= SET PROBLEM =
Make an exact copy of the data below, leaving out every picture.

= LISTING =
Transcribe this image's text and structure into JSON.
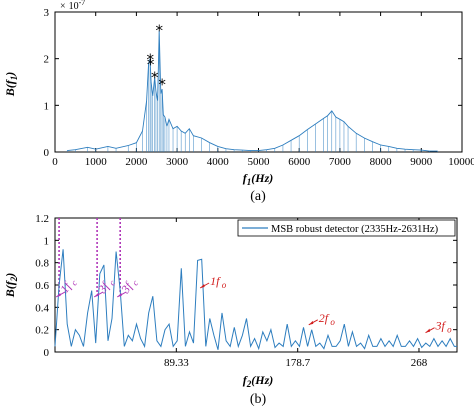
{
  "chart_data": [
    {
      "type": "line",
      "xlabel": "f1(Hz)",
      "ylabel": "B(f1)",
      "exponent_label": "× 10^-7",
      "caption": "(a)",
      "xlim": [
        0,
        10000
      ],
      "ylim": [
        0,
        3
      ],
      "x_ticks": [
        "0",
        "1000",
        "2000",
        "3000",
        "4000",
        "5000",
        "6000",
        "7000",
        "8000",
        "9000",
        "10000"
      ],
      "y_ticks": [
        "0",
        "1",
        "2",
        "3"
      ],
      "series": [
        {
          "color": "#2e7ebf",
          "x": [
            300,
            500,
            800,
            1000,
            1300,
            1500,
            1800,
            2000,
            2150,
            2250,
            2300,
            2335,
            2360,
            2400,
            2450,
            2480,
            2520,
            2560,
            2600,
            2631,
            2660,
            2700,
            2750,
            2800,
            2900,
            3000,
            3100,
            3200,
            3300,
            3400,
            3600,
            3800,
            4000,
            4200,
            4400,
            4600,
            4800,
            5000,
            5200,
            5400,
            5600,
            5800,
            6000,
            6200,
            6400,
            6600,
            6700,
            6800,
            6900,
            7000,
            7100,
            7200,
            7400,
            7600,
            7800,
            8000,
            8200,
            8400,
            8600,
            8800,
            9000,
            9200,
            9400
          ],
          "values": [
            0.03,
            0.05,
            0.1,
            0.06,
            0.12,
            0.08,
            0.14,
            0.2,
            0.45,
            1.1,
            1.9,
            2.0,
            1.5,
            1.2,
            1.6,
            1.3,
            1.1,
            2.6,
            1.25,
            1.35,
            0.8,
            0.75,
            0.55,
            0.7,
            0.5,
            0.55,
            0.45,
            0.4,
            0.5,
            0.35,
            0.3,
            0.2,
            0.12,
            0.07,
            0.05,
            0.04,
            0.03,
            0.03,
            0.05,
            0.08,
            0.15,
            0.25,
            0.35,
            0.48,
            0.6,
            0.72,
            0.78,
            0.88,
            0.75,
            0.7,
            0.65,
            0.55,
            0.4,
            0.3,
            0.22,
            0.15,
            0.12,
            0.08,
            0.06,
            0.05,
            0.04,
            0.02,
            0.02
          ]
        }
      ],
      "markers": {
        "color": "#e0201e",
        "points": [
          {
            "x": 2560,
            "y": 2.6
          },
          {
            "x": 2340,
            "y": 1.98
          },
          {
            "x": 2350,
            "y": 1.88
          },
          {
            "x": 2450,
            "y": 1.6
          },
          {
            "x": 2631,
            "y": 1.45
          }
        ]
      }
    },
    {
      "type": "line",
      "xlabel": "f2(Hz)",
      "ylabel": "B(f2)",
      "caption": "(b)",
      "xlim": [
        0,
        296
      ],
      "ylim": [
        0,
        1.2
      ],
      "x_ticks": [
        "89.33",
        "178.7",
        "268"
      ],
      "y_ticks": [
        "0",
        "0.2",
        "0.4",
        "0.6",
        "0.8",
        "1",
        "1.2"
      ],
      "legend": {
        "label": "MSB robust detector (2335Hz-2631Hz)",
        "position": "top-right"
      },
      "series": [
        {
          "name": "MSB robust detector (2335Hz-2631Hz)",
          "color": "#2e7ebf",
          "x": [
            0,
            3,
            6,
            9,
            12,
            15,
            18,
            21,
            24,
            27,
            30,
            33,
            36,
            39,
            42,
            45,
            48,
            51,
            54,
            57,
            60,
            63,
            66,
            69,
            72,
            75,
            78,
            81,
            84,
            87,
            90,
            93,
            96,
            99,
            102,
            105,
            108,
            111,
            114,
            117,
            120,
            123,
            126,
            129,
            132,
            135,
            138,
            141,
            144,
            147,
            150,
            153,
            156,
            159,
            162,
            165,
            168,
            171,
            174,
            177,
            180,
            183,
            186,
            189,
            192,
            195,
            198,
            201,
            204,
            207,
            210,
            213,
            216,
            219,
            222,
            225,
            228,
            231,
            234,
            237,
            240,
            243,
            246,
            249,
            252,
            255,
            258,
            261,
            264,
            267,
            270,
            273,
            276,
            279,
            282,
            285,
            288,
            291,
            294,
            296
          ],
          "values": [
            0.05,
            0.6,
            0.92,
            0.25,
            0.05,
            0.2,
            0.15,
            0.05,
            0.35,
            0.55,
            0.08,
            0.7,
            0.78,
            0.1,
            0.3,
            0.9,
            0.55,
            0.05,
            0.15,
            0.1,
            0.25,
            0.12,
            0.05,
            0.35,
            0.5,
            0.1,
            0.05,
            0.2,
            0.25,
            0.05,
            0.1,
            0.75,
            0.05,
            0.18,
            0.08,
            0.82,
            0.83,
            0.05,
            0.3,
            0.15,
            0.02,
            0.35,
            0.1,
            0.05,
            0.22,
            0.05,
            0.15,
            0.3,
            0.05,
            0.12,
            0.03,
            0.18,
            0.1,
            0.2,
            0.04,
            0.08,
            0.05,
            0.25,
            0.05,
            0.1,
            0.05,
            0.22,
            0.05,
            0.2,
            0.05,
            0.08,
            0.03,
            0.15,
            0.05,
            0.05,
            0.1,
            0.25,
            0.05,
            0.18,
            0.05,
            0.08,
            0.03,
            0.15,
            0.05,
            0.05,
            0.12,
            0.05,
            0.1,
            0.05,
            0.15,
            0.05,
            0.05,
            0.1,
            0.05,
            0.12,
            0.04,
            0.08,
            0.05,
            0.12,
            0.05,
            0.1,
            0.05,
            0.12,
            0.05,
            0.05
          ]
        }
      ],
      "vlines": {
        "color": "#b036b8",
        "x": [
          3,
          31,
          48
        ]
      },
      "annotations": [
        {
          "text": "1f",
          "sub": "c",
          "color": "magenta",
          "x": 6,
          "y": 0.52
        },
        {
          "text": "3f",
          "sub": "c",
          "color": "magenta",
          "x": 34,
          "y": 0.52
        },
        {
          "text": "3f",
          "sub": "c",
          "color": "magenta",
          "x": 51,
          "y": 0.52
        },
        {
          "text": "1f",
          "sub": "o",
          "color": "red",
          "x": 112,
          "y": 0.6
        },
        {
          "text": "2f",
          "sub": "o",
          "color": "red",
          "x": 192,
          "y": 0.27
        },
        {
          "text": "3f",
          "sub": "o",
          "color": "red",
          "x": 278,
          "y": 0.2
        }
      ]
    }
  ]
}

= OUTPUT OF THE EXERCISE =
Transcribe this image's text and structure into JSON.
{
  "chart_data": [
    {
      "type": "line",
      "xlabel": "f1(Hz)",
      "ylabel": "B(f1)",
      "exponent_label": "× 10^-7",
      "caption": "(a)",
      "xlim": [
        0,
        10000
      ],
      "ylim": [
        0,
        3
      ],
      "x_ticks": [
        "0",
        "1000",
        "2000",
        "3000",
        "4000",
        "5000",
        "6000",
        "7000",
        "8000",
        "9000",
        "10000"
      ],
      "y_ticks": [
        "0",
        "1",
        "2",
        "3"
      ],
      "series": [
        {
          "color": "#2e7ebf",
          "x": [
            300,
            500,
            800,
            1000,
            1300,
            1500,
            1800,
            2000,
            2150,
            2250,
            2300,
            2335,
            2360,
            2400,
            2450,
            2480,
            2520,
            2560,
            2600,
            2631,
            2660,
            2700,
            2750,
            2800,
            2900,
            3000,
            3100,
            3200,
            3300,
            3400,
            3600,
            3800,
            4000,
            4200,
            4400,
            4600,
            4800,
            5000,
            5200,
            5400,
            5600,
            5800,
            6000,
            6200,
            6400,
            6600,
            6700,
            6800,
            6900,
            7000,
            7100,
            7200,
            7400,
            7600,
            7800,
            8000,
            8200,
            8400,
            8600,
            8800,
            9000,
            9200,
            9400
          ],
          "values": [
            0.03,
            0.05,
            0.1,
            0.06,
            0.12,
            0.08,
            0.14,
            0.2,
            0.45,
            1.1,
            1.9,
            2.0,
            1.5,
            1.2,
            1.6,
            1.3,
            1.1,
            2.6,
            1.25,
            1.35,
            0.8,
            0.75,
            0.55,
            0.7,
            0.5,
            0.55,
            0.45,
            0.4,
            0.5,
            0.35,
            0.3,
            0.2,
            0.12,
            0.07,
            0.05,
            0.04,
            0.03,
            0.03,
            0.05,
            0.08,
            0.15,
            0.25,
            0.35,
            0.48,
            0.6,
            0.72,
            0.78,
            0.88,
            0.75,
            0.7,
            0.65,
            0.55,
            0.4,
            0.3,
            0.22,
            0.15,
            0.12,
            0.08,
            0.06,
            0.05,
            0.04,
            0.02,
            0.02
          ]
        }
      ],
      "markers": {
        "color": "#e0201e",
        "points": [
          {
            "x": 2560,
            "y": 2.6
          },
          {
            "x": 2340,
            "y": 1.98
          },
          {
            "x": 2350,
            "y": 1.88
          },
          {
            "x": 2450,
            "y": 1.6
          },
          {
            "x": 2631,
            "y": 1.45
          }
        ]
      }
    },
    {
      "type": "line",
      "xlabel": "f2(Hz)",
      "ylabel": "B(f2)",
      "caption": "(b)",
      "xlim": [
        0,
        296
      ],
      "ylim": [
        0,
        1.2
      ],
      "x_ticks": [
        "89.33",
        "178.7",
        "268"
      ],
      "y_ticks": [
        "0",
        "0.2",
        "0.4",
        "0.6",
        "0.8",
        "1",
        "1.2"
      ],
      "legend": {
        "label": "MSB robust detector (2335Hz-2631Hz)",
        "position": "top-right"
      },
      "series": [
        {
          "name": "MSB robust detector (2335Hz-2631Hz)",
          "color": "#2e7ebf",
          "x": [
            0,
            3,
            6,
            9,
            12,
            15,
            18,
            21,
            24,
            27,
            30,
            33,
            36,
            39,
            42,
            45,
            48,
            51,
            54,
            57,
            60,
            63,
            66,
            69,
            72,
            75,
            78,
            81,
            84,
            87,
            90,
            93,
            96,
            99,
            102,
            105,
            108,
            111,
            114,
            117,
            120,
            123,
            126,
            129,
            132,
            135,
            138,
            141,
            144,
            147,
            150,
            153,
            156,
            159,
            162,
            165,
            168,
            171,
            174,
            177,
            180,
            183,
            186,
            189,
            192,
            195,
            198,
            201,
            204,
            207,
            210,
            213,
            216,
            219,
            222,
            225,
            228,
            231,
            234,
            237,
            240,
            243,
            246,
            249,
            252,
            255,
            258,
            261,
            264,
            267,
            270,
            273,
            276,
            279,
            282,
            285,
            288,
            291,
            294,
            296
          ],
          "values": [
            0.05,
            0.6,
            0.92,
            0.25,
            0.05,
            0.2,
            0.15,
            0.05,
            0.35,
            0.55,
            0.08,
            0.7,
            0.78,
            0.1,
            0.3,
            0.9,
            0.55,
            0.05,
            0.15,
            0.1,
            0.25,
            0.12,
            0.05,
            0.35,
            0.5,
            0.1,
            0.05,
            0.2,
            0.25,
            0.05,
            0.1,
            0.75,
            0.05,
            0.18,
            0.08,
            0.82,
            0.83,
            0.05,
            0.3,
            0.15,
            0.02,
            0.35,
            0.1,
            0.05,
            0.22,
            0.05,
            0.15,
            0.3,
            0.05,
            0.12,
            0.03,
            0.18,
            0.1,
            0.2,
            0.04,
            0.08,
            0.05,
            0.25,
            0.05,
            0.1,
            0.05,
            0.22,
            0.05,
            0.2,
            0.05,
            0.08,
            0.03,
            0.15,
            0.05,
            0.05,
            0.1,
            0.25,
            0.05,
            0.18,
            0.05,
            0.08,
            0.03,
            0.15,
            0.05,
            0.05,
            0.12,
            0.05,
            0.1,
            0.05,
            0.15,
            0.05,
            0.05,
            0.1,
            0.05,
            0.12,
            0.04,
            0.08,
            0.05,
            0.12,
            0.05,
            0.1,
            0.05,
            0.12,
            0.05,
            0.05
          ]
        }
      ],
      "vlines": {
        "color": "#b036b8",
        "x": [
          3,
          31,
          48
        ]
      },
      "annotations": [
        {
          "text": "1f",
          "sub": "c",
          "color": "magenta",
          "x": 6,
          "y": 0.52
        },
        {
          "text": "3f",
          "sub": "c",
          "color": "magenta",
          "x": 34,
          "y": 0.52
        },
        {
          "text": "3f",
          "sub": "c",
          "color": "magenta",
          "x": 51,
          "y": 0.52
        },
        {
          "text": "1f",
          "sub": "o",
          "color": "red",
          "x": 112,
          "y": 0.6
        },
        {
          "text": "2f",
          "sub": "o",
          "color": "red",
          "x": 192,
          "y": 0.27
        },
        {
          "text": "3f",
          "sub": "o",
          "color": "red",
          "x": 278,
          "y": 0.2
        }
      ]
    }
  ]
}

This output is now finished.